----- Provided material -----

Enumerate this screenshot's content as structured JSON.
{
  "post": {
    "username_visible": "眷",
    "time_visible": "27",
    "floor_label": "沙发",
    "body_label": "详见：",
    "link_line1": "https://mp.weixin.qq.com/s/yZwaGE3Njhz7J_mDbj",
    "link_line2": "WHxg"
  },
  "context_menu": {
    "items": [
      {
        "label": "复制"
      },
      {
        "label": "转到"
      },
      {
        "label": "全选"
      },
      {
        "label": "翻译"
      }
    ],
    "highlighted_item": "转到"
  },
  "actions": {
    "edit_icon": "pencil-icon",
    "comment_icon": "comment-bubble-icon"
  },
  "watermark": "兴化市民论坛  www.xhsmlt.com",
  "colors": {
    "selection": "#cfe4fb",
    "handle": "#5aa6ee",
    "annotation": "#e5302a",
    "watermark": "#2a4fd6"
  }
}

-----

▶ _Your task_
Restate every line of the data word for word.

▶ _Written answer_
Enumerate this screenshot's content as structured JSON.
{
  "post": {
    "username_visible": "眷",
    "time_visible": "27",
    "floor_label": "沙发",
    "body_label": "详见：",
    "link_line1": "https://mp.weixin.qq.com/s/yZwaGE3Njhz7J_mDbj",
    "link_line2": "WHxg"
  },
  "context_menu": {
    "items": [
      {
        "label": "复制"
      },
      {
        "label": "转到"
      },
      {
        "label": "全选"
      },
      {
        "label": "翻译"
      }
    ],
    "highlighted_item": "转到"
  },
  "actions": {
    "edit_icon": "pencil-icon",
    "comment_icon": "comment-bubble-icon"
  },
  "watermark": "兴化市民论坛  www.xhsmlt.com",
  "colors": {
    "selection": "#cfe4fb",
    "handle": "#5aa6ee",
    "annotation": "#e5302a",
    "watermark": "#2a4fd6"
  }
}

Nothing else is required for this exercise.